(Saved entries)
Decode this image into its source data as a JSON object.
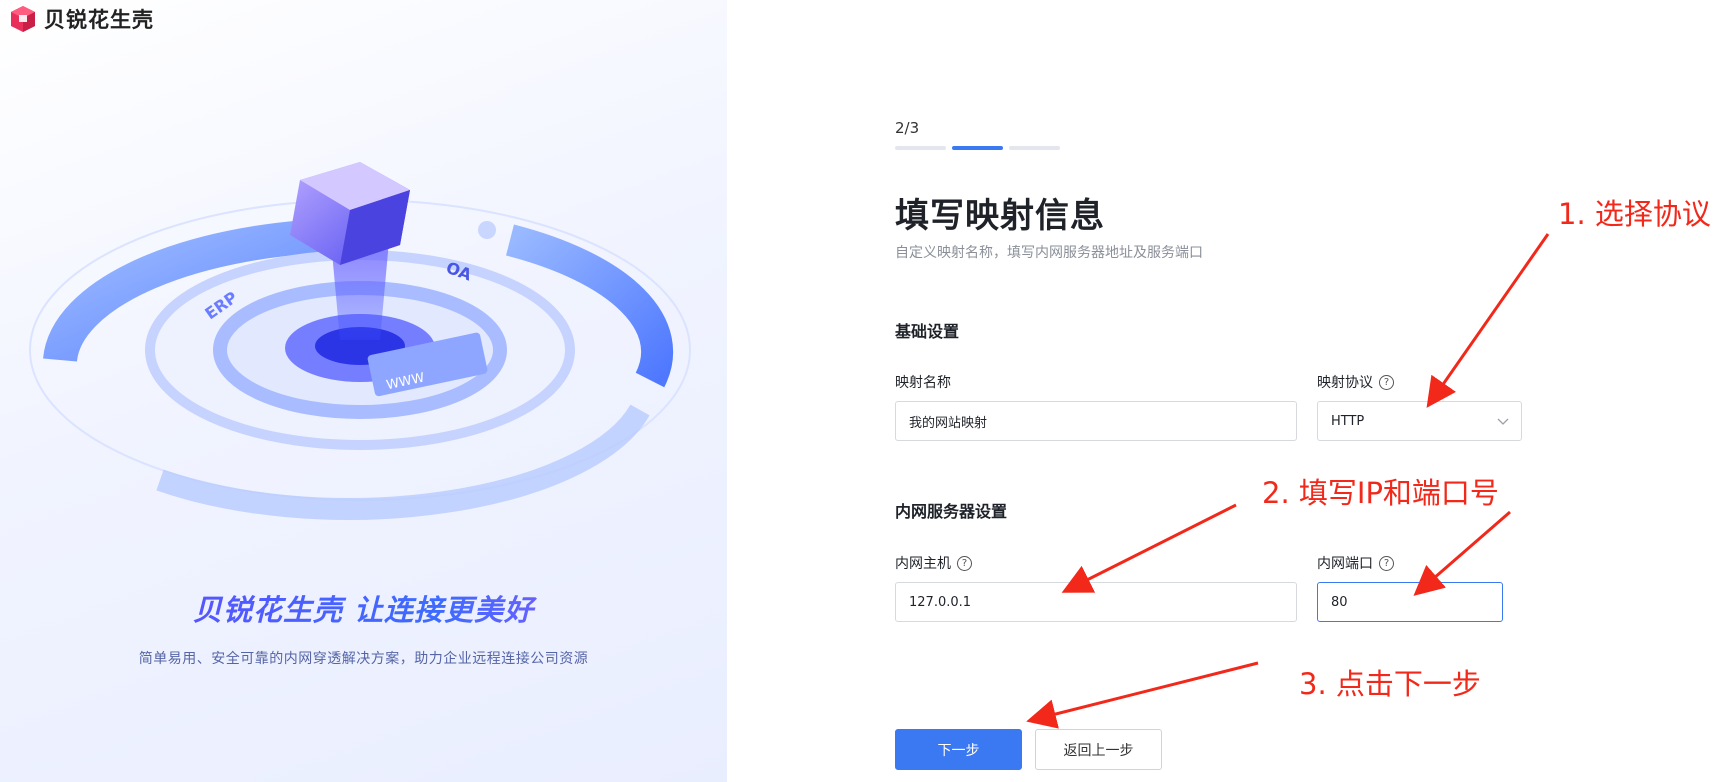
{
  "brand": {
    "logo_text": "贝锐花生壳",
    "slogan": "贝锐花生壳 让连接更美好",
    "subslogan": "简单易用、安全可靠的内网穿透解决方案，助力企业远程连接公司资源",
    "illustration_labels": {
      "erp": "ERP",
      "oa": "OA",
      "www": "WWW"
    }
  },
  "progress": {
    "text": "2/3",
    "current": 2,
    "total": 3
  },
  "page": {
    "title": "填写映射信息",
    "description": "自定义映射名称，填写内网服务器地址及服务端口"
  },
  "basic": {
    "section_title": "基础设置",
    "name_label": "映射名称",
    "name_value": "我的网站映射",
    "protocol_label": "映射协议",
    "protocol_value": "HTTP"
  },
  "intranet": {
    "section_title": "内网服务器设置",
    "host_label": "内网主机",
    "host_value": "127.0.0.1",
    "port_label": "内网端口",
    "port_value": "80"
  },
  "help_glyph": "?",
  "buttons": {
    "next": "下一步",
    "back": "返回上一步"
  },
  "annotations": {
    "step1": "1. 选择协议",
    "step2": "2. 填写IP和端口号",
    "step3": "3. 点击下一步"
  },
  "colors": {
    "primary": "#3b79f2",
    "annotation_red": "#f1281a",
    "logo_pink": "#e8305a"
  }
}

### [Task description]
Each line of the data is to be duplicated exactly; pictures stay out of the copy.

### [The response]
Decode this image into its source data as a JSON object.
{
  "brand": {
    "logo_text": "贝锐花生壳",
    "slogan": "贝锐花生壳 让连接更美好",
    "subslogan": "简单易用、安全可靠的内网穿透解决方案，助力企业远程连接公司资源",
    "illustration_labels": {
      "erp": "ERP",
      "oa": "OA",
      "www": "WWW"
    }
  },
  "progress": {
    "text": "2/3",
    "current": 2,
    "total": 3
  },
  "page": {
    "title": "填写映射信息",
    "description": "自定义映射名称，填写内网服务器地址及服务端口"
  },
  "basic": {
    "section_title": "基础设置",
    "name_label": "映射名称",
    "name_value": "我的网站映射",
    "protocol_label": "映射协议",
    "protocol_value": "HTTP"
  },
  "intranet": {
    "section_title": "内网服务器设置",
    "host_label": "内网主机",
    "host_value": "127.0.0.1",
    "port_label": "内网端口",
    "port_value": "80"
  },
  "help_glyph": "?",
  "buttons": {
    "next": "下一步",
    "back": "返回上一步"
  },
  "annotations": {
    "step1": "1. 选择协议",
    "step2": "2. 填写IP和端口号",
    "step3": "3. 点击下一步"
  },
  "colors": {
    "primary": "#3b79f2",
    "annotation_red": "#f1281a",
    "logo_pink": "#e8305a"
  }
}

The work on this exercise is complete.